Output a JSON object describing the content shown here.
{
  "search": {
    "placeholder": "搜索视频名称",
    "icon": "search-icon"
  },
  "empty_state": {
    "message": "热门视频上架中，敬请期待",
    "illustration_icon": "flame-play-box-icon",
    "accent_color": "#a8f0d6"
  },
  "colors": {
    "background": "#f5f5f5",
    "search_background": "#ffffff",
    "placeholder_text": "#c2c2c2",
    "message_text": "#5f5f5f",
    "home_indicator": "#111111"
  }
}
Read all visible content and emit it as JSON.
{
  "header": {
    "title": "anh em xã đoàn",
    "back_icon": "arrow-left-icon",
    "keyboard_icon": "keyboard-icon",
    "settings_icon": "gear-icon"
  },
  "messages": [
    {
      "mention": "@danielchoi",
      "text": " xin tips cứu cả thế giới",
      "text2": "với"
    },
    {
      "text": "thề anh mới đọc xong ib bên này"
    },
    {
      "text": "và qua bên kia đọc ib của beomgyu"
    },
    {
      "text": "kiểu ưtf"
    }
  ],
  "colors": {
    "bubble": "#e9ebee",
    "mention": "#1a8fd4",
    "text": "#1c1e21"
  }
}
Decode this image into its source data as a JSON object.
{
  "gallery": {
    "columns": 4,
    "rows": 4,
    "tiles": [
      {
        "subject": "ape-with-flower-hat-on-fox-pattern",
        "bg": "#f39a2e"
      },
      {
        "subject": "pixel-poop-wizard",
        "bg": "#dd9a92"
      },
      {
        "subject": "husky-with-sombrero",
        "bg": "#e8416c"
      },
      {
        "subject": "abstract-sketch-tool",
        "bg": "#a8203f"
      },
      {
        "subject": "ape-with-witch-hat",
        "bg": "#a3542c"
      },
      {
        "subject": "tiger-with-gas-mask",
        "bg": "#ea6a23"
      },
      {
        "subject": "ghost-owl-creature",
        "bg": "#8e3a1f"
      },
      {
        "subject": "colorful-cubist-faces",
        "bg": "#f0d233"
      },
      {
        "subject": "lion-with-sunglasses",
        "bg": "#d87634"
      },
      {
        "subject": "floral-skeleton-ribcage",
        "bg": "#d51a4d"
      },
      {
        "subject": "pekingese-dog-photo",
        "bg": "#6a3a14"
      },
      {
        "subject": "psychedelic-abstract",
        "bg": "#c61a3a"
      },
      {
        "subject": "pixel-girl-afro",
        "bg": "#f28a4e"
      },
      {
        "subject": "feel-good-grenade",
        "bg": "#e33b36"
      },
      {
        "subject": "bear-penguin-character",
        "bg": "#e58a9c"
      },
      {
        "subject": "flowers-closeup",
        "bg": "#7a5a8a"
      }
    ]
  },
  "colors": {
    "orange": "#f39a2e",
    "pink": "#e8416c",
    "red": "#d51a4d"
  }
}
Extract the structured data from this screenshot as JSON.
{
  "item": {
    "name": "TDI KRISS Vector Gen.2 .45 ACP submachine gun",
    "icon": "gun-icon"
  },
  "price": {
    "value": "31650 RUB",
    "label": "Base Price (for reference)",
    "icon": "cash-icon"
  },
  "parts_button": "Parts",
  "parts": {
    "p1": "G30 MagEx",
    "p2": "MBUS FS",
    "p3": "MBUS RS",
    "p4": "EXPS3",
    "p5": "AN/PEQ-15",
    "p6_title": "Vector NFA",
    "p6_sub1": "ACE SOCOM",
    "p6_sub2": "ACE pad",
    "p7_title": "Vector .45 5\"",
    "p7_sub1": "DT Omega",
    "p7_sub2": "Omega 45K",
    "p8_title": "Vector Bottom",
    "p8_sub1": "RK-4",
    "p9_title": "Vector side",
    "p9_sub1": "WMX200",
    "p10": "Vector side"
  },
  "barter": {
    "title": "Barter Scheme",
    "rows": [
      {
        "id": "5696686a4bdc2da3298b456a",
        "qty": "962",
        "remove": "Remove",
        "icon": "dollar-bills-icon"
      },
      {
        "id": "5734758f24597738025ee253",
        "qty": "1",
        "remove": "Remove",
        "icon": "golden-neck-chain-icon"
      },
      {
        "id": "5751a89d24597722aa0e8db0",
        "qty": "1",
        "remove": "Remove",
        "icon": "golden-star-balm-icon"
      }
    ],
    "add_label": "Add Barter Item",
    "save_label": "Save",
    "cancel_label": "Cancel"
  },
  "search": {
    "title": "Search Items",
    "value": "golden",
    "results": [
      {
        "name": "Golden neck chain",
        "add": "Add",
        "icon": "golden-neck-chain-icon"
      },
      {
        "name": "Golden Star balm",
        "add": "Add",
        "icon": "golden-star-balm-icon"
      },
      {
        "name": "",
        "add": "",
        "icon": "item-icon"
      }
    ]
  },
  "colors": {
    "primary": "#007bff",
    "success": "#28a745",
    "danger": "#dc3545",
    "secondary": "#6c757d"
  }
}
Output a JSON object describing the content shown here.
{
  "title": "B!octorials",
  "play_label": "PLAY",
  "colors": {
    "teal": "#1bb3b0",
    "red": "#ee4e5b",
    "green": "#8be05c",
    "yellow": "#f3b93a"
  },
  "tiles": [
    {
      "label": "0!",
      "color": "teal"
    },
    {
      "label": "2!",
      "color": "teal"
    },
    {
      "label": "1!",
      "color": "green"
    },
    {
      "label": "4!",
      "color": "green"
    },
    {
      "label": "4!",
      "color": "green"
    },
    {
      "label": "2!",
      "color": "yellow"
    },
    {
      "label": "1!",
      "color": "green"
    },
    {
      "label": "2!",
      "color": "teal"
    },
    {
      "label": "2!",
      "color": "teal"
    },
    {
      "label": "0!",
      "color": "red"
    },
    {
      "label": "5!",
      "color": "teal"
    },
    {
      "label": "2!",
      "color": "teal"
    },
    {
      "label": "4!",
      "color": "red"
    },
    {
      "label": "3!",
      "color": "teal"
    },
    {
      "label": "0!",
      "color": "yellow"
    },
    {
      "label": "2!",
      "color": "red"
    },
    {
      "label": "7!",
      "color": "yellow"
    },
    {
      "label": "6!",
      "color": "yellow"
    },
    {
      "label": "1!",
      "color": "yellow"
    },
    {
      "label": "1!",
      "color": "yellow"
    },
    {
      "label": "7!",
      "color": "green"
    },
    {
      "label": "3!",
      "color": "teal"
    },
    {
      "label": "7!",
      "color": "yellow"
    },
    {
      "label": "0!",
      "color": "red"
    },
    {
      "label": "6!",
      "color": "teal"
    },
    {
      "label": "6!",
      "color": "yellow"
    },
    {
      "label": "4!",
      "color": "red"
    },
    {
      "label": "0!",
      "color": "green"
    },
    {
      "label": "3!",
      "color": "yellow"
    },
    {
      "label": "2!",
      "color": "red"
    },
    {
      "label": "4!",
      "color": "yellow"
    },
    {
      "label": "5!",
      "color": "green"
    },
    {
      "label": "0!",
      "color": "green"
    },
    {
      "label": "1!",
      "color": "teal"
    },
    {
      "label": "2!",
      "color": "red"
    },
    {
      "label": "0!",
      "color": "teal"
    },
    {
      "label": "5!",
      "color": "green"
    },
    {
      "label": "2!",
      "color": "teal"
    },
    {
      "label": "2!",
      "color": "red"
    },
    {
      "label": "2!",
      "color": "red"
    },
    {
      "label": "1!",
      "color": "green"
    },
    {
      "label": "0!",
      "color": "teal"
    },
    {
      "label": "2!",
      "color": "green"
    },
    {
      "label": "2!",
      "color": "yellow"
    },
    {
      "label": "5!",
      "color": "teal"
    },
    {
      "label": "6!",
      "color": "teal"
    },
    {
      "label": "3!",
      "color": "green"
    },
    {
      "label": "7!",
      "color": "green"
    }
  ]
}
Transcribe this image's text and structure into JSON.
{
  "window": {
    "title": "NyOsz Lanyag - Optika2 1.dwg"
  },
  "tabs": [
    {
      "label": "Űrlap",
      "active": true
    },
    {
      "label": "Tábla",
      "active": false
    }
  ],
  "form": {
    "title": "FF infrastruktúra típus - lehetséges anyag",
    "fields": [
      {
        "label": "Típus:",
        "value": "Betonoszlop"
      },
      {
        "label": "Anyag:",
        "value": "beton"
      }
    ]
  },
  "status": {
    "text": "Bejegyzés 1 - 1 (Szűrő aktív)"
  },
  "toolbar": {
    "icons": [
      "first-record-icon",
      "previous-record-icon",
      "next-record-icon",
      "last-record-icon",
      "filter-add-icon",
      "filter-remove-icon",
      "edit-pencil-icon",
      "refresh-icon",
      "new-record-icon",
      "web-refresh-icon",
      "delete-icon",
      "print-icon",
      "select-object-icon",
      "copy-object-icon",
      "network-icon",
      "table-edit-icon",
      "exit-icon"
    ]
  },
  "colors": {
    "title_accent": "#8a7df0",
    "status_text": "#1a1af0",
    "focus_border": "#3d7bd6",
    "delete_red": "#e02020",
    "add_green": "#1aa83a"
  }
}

===============

Check each line of the records for the word "data" and extract those that contain it.

# THE SOLUTION:
Decode this image into its source data as a JSON object.
Extract the structured data from this screenshot as JSON.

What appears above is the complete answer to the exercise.